[START OF EXERCISE MATERIALS]

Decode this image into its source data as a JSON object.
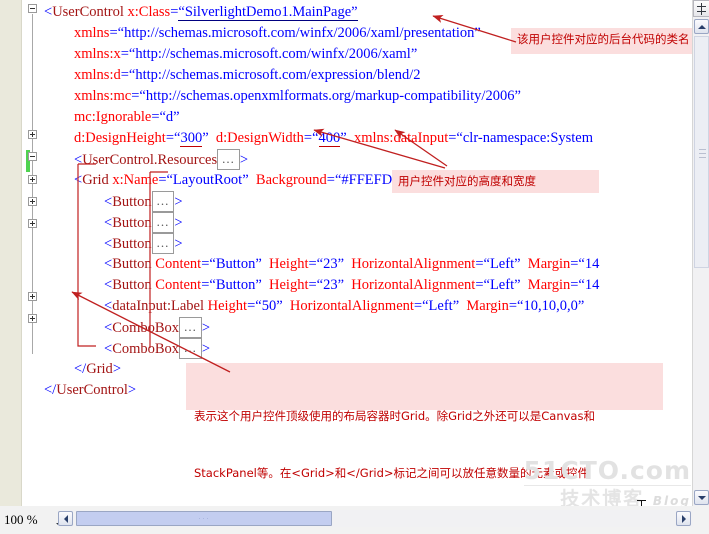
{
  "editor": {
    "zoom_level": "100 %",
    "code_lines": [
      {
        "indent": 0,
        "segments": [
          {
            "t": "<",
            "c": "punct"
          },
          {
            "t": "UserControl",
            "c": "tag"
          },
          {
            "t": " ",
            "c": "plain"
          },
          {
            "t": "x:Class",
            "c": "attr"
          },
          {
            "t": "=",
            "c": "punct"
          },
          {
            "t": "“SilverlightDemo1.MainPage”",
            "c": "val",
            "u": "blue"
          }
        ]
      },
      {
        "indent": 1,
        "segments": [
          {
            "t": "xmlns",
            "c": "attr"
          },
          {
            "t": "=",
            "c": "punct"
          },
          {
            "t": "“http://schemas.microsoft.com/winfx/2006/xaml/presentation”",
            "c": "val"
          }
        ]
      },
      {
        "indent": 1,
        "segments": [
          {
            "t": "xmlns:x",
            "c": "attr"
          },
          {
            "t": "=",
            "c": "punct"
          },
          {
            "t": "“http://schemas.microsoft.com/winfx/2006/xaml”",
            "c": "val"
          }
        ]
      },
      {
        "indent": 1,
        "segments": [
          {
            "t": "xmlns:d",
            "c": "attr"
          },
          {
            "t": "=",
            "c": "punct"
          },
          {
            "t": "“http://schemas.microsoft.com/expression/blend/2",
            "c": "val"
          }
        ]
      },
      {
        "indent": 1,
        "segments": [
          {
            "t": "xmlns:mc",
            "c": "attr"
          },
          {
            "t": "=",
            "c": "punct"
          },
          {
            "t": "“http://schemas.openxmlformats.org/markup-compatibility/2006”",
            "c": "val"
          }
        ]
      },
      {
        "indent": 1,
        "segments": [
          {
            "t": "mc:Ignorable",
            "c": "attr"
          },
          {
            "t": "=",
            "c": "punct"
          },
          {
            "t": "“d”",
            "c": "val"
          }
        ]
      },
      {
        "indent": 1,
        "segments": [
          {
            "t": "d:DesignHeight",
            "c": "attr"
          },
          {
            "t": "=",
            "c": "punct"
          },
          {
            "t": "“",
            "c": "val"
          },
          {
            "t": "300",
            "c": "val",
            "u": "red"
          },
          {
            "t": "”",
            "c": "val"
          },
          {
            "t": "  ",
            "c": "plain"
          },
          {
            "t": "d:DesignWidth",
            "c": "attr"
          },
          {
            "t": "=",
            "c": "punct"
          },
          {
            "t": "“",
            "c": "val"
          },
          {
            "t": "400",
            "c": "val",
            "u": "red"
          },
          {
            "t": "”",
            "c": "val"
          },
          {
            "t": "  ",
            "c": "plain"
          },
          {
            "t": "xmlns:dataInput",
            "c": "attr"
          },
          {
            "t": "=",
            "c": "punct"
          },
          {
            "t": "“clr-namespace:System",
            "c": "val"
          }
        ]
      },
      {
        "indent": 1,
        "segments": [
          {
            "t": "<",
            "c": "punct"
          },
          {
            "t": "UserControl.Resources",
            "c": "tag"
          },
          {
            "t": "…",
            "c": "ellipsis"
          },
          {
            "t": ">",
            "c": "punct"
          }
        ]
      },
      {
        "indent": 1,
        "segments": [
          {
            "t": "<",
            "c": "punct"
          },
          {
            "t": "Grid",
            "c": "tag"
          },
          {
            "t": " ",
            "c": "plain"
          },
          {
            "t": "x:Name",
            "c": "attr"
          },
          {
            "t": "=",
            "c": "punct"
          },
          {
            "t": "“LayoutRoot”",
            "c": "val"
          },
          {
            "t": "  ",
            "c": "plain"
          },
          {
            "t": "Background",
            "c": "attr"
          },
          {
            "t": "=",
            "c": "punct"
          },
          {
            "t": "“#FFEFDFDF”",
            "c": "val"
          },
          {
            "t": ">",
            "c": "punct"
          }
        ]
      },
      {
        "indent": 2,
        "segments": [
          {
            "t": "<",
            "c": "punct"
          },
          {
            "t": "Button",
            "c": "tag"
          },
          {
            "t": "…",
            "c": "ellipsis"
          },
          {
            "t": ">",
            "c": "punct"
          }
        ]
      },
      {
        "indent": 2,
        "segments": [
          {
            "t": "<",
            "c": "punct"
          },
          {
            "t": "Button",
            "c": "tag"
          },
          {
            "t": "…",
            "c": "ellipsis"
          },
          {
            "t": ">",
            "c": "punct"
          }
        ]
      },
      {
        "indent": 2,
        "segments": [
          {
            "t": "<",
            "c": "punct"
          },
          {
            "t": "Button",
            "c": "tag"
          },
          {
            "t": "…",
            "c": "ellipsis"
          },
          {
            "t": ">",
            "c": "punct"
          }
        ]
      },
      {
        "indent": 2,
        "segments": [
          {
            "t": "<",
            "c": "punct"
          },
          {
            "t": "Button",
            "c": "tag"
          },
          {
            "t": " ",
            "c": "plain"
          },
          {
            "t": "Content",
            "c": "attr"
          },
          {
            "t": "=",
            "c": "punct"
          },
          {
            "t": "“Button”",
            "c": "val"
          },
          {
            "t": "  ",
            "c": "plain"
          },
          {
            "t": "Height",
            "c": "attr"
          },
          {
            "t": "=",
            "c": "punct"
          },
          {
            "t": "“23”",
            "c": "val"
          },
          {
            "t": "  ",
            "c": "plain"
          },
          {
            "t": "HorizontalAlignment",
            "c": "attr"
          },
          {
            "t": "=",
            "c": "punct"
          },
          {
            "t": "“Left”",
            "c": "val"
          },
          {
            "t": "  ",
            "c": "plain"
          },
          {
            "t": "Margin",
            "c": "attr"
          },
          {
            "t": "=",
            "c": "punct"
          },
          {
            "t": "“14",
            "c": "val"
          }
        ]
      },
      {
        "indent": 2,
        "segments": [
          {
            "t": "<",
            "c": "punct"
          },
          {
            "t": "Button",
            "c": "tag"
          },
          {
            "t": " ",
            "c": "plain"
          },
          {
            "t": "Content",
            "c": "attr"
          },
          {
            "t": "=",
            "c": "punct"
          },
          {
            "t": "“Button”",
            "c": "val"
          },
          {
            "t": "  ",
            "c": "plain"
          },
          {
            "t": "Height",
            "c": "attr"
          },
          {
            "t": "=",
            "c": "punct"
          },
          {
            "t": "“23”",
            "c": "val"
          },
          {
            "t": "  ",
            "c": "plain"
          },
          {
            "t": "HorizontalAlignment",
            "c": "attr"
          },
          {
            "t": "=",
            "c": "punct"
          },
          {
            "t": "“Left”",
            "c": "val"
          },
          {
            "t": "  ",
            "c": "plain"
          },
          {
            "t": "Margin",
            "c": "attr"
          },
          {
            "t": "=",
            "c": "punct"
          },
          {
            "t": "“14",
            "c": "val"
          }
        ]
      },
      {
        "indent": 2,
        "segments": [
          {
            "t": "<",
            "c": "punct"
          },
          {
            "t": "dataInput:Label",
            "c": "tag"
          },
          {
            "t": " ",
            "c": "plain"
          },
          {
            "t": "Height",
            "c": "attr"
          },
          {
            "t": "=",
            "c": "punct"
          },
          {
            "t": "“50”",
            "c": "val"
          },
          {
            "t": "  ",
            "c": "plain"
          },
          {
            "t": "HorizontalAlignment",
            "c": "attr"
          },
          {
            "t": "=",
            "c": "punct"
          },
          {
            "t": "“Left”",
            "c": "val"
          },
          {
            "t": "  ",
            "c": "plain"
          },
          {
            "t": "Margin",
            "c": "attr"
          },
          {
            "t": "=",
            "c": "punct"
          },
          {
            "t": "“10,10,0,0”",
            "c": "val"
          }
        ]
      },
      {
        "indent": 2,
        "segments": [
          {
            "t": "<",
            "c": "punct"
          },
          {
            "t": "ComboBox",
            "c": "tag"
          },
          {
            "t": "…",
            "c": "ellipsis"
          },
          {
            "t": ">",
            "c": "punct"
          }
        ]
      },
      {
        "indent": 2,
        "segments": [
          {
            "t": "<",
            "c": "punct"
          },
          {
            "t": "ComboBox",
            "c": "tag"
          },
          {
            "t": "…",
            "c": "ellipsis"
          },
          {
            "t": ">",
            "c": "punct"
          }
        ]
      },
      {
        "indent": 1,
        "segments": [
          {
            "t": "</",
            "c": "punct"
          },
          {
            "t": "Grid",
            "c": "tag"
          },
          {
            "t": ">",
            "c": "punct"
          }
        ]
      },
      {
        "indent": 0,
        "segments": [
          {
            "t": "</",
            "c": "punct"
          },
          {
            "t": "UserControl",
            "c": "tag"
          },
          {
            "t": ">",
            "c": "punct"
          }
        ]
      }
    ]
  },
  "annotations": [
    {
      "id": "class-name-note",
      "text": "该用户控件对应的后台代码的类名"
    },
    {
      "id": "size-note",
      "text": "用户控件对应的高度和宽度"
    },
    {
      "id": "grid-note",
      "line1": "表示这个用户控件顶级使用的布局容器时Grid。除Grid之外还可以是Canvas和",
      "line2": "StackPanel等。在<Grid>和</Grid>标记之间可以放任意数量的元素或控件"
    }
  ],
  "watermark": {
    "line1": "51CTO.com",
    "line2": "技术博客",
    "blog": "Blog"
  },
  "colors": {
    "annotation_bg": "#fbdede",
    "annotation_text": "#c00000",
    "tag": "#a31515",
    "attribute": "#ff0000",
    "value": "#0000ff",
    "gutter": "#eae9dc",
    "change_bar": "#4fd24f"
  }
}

[END OF EXERCISE MATERIALS]

REQUIREMENT
Return each line in the records that holds the string "winfx".

ANSWER BELOW
            "t": "“http://schemas.microsoft.com/winfx/2006/xaml/presentation”",
            "t": "“http://schemas.microsoft.com/winfx/2006/xaml”",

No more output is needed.